'''
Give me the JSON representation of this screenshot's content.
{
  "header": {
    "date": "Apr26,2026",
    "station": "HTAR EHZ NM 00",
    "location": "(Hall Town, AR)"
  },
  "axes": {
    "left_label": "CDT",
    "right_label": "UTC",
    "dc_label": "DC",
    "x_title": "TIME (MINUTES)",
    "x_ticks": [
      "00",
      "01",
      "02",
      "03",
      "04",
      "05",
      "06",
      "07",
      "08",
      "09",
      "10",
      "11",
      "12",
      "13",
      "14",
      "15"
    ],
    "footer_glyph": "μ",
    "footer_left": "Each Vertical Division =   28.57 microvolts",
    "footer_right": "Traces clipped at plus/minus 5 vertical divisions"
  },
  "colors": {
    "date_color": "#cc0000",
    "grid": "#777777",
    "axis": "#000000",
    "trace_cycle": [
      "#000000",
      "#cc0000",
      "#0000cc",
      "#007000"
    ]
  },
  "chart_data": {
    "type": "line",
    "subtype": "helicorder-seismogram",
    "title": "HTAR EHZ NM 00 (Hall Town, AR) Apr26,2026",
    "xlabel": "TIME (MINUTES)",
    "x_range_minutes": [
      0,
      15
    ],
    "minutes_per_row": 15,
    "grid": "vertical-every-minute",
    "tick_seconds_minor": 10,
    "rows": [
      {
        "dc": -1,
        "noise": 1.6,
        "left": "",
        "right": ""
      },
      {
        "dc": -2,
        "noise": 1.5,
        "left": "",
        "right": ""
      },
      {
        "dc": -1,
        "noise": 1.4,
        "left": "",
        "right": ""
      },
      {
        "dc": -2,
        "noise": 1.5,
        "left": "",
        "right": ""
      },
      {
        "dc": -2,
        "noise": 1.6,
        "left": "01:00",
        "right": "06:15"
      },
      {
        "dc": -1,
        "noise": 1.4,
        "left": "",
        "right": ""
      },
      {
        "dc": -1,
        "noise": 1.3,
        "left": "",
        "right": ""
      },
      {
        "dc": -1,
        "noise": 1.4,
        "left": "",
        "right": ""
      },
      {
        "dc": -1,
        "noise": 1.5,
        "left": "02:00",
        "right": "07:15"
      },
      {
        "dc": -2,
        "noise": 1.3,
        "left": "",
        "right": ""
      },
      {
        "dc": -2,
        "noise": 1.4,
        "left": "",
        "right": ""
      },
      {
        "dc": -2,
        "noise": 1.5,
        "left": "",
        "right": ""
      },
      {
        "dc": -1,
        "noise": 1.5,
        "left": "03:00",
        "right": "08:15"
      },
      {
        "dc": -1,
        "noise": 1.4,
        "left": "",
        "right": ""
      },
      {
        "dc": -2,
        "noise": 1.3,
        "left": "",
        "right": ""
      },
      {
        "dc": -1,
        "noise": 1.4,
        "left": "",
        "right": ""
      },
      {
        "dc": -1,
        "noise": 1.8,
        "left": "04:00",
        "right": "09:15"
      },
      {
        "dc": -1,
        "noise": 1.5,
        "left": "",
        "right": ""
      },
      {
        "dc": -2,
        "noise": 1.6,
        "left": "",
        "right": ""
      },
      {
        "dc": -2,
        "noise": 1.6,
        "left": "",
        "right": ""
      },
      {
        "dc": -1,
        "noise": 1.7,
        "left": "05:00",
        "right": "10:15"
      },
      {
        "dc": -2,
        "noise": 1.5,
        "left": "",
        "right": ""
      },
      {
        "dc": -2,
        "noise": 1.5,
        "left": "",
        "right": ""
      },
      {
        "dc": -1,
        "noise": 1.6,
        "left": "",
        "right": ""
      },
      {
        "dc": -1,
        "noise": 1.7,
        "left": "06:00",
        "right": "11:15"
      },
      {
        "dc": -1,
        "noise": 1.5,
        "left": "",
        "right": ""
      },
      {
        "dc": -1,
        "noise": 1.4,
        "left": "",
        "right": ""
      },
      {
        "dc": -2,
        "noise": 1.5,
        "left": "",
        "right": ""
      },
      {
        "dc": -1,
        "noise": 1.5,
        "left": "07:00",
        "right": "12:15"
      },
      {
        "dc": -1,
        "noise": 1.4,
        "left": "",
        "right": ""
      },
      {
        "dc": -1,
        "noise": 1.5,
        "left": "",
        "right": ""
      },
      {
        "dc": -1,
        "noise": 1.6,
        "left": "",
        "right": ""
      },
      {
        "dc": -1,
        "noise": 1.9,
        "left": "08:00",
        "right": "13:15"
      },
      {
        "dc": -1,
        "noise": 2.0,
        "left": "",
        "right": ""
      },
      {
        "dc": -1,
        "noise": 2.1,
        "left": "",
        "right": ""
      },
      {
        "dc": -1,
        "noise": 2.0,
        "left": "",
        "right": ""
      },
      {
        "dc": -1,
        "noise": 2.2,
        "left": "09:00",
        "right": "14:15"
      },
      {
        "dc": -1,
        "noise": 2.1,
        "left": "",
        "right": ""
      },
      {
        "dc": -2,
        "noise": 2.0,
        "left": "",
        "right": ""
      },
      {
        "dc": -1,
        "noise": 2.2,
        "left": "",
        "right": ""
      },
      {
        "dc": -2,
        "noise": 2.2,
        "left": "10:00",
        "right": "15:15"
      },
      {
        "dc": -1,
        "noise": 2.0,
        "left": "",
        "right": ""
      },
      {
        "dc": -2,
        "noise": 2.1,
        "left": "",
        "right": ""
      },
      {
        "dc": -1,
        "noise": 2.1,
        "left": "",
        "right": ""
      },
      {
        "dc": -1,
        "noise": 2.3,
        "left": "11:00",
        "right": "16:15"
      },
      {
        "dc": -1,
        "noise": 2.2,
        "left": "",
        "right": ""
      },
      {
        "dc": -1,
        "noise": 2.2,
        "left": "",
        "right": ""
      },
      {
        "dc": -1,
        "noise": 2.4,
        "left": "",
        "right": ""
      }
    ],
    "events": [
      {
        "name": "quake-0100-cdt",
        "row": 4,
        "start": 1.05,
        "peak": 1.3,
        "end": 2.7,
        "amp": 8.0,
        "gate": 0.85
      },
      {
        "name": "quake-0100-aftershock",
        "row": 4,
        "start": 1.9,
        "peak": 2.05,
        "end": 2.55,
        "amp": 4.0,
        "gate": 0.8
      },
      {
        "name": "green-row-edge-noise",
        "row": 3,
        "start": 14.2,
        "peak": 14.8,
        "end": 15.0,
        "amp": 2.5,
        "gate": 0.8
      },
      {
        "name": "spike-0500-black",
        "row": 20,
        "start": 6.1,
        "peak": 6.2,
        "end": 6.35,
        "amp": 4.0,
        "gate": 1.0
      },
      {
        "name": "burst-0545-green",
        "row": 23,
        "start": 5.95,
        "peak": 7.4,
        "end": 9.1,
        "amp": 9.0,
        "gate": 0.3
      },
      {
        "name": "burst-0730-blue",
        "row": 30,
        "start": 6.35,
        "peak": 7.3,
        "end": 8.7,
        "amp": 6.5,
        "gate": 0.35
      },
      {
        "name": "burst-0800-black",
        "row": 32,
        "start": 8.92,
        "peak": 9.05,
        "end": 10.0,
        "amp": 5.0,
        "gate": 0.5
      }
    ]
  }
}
'''
▸ **TASK OBJECTIVE**: Type out the whole listing above again, exactly as it stands.

▸ **SOLUTION FOR THIS EXERCISE**:
Give me the JSON representation of this screenshot's content.
{
  "header": {
    "date": "Apr26,2026",
    "station": "HTAR EHZ NM 00",
    "location": "(Hall Town, AR)"
  },
  "axes": {
    "left_label": "CDT",
    "right_label": "UTC",
    "dc_label": "DC",
    "x_title": "TIME (MINUTES)",
    "x_ticks": [
      "00",
      "01",
      "02",
      "03",
      "04",
      "05",
      "06",
      "07",
      "08",
      "09",
      "10",
      "11",
      "12",
      "13",
      "14",
      "15"
    ],
    "footer_glyph": "μ",
    "footer_left": "Each Vertical Division =   28.57 microvolts",
    "footer_right": "Traces clipped at plus/minus 5 vertical divisions"
  },
  "colors": {
    "date_color": "#cc0000",
    "grid": "#777777",
    "axis": "#000000",
    "trace_cycle": [
      "#000000",
      "#cc0000",
      "#0000cc",
      "#007000"
    ]
  },
  "chart_data": {
    "type": "line",
    "subtype": "helicorder-seismogram",
    "title": "HTAR EHZ NM 00 (Hall Town, AR) Apr26,2026",
    "xlabel": "TIME (MINUTES)",
    "x_range_minutes": [
      0,
      15
    ],
    "minutes_per_row": 15,
    "grid": "vertical-every-minute",
    "tick_seconds_minor": 10,
    "rows": [
      {
        "dc": -1,
        "noise": 1.6,
        "left": "",
        "right": ""
      },
      {
        "dc": -2,
        "noise": 1.5,
        "left": "",
        "right": ""
      },
      {
        "dc": -1,
        "noise": 1.4,
        "left": "",
        "right": ""
      },
      {
        "dc": -2,
        "noise": 1.5,
        "left": "",
        "right": ""
      },
      {
        "dc": -2,
        "noise": 1.6,
        "left": "01:00",
        "right": "06:15"
      },
      {
        "dc": -1,
        "noise": 1.4,
        "left": "",
        "right": ""
      },
      {
        "dc": -1,
        "noise": 1.3,
        "left": "",
        "right": ""
      },
      {
        "dc": -1,
        "noise": 1.4,
        "left": "",
        "right": ""
      },
      {
        "dc": -1,
        "noise": 1.5,
        "left": "02:00",
        "right": "07:15"
      },
      {
        "dc": -2,
        "noise": 1.3,
        "left": "",
        "right": ""
      },
      {
        "dc": -2,
        "noise": 1.4,
        "left": "",
        "right": ""
      },
      {
        "dc": -2,
        "noise": 1.5,
        "left": "",
        "right": ""
      },
      {
        "dc": -1,
        "noise": 1.5,
        "left": "03:00",
        "right": "08:15"
      },
      {
        "dc": -1,
        "noise": 1.4,
        "left": "",
        "right": ""
      },
      {
        "dc": -2,
        "noise": 1.3,
        "left": "",
        "right": ""
      },
      {
        "dc": -1,
        "noise": 1.4,
        "left": "",
        "right": ""
      },
      {
        "dc": -1,
        "noise": 1.8,
        "left": "04:00",
        "right": "09:15"
      },
      {
        "dc": -1,
        "noise": 1.5,
        "left": "",
        "right": ""
      },
      {
        "dc": -2,
        "noise": 1.6,
        "left": "",
        "right": ""
      },
      {
        "dc": -2,
        "noise": 1.6,
        "left": "",
        "right": ""
      },
      {
        "dc": -1,
        "noise": 1.7,
        "left": "05:00",
        "right": "10:15"
      },
      {
        "dc": -2,
        "noise": 1.5,
        "left": "",
        "right": ""
      },
      {
        "dc": -2,
        "noise": 1.5,
        "left": "",
        "right": ""
      },
      {
        "dc": -1,
        "noise": 1.6,
        "left": "",
        "right": ""
      },
      {
        "dc": -1,
        "noise": 1.7,
        "left": "06:00",
        "right": "11:15"
      },
      {
        "dc": -1,
        "noise": 1.5,
        "left": "",
        "right": ""
      },
      {
        "dc": -1,
        "noise": 1.4,
        "left": "",
        "right": ""
      },
      {
        "dc": -2,
        "noise": 1.5,
        "left": "",
        "right": ""
      },
      {
        "dc": -1,
        "noise": 1.5,
        "left": "07:00",
        "right": "12:15"
      },
      {
        "dc": -1,
        "noise": 1.4,
        "left": "",
        "right": ""
      },
      {
        "dc": -1,
        "noise": 1.5,
        "left": "",
        "right": ""
      },
      {
        "dc": -1,
        "noise": 1.6,
        "left": "",
        "right": ""
      },
      {
        "dc": -1,
        "noise": 1.9,
        "left": "08:00",
        "right": "13:15"
      },
      {
        "dc": -1,
        "noise": 2.0,
        "left": "",
        "right": ""
      },
      {
        "dc": -1,
        "noise": 2.1,
        "left": "",
        "right": ""
      },
      {
        "dc": -1,
        "noise": 2.0,
        "left": "",
        "right": ""
      },
      {
        "dc": -1,
        "noise": 2.2,
        "left": "09:00",
        "right": "14:15"
      },
      {
        "dc": -1,
        "noise": 2.1,
        "left": "",
        "right": ""
      },
      {
        "dc": -2,
        "noise": 2.0,
        "left": "",
        "right": ""
      },
      {
        "dc": -1,
        "noise": 2.2,
        "left": "",
        "right": ""
      },
      {
        "dc": -2,
        "noise": 2.2,
        "left": "10:00",
        "right": "15:15"
      },
      {
        "dc": -1,
        "noise": 2.0,
        "left": "",
        "right": ""
      },
      {
        "dc": -2,
        "noise": 2.1,
        "left": "",
        "right": ""
      },
      {
        "dc": -1,
        "noise": 2.1,
        "left": "",
        "right": ""
      },
      {
        "dc": -1,
        "noise": 2.3,
        "left": "11:00",
        "right": "16:15"
      },
      {
        "dc": -1,
        "noise": 2.2,
        "left": "",
        "right": ""
      },
      {
        "dc": -1,
        "noise": 2.2,
        "left": "",
        "right": ""
      },
      {
        "dc": -1,
        "noise": 2.4,
        "left": "",
        "right": ""
      }
    ],
    "events": [
      {
        "name": "quake-0100-cdt",
        "row": 4,
        "start": 1.05,
        "peak": 1.3,
        "end": 2.7,
        "amp": 8.0,
        "gate": 0.85
      },
      {
        "name": "quake-0100-aftershock",
        "row": 4,
        "start": 1.9,
        "peak": 2.05,
        "end": 2.55,
        "amp": 4.0,
        "gate": 0.8
      },
      {
        "name": "green-row-edge-noise",
        "row": 3,
        "start": 14.2,
        "peak": 14.8,
        "end": 15.0,
        "amp": 2.5,
        "gate": 0.8
      },
      {
        "name": "spike-0500-black",
        "row": 20,
        "start": 6.1,
        "peak": 6.2,
        "end": 6.35,
        "amp": 4.0,
        "gate": 1.0
      },
      {
        "name": "burst-0545-green",
        "row": 23,
        "start": 5.95,
        "peak": 7.4,
        "end": 9.1,
        "amp": 9.0,
        "gate": 0.3
      },
      {
        "name": "burst-0730-blue",
        "row": 30,
        "start": 6.35,
        "peak": 7.3,
        "end": 8.7,
        "amp": 6.5,
        "gate": 0.35
      },
      {
        "name": "burst-0800-black",
        "row": 32,
        "start": 8.92,
        "peak": 9.05,
        "end": 10.0,
        "amp": 5.0,
        "gate": 0.5
      }
    ]
  }
}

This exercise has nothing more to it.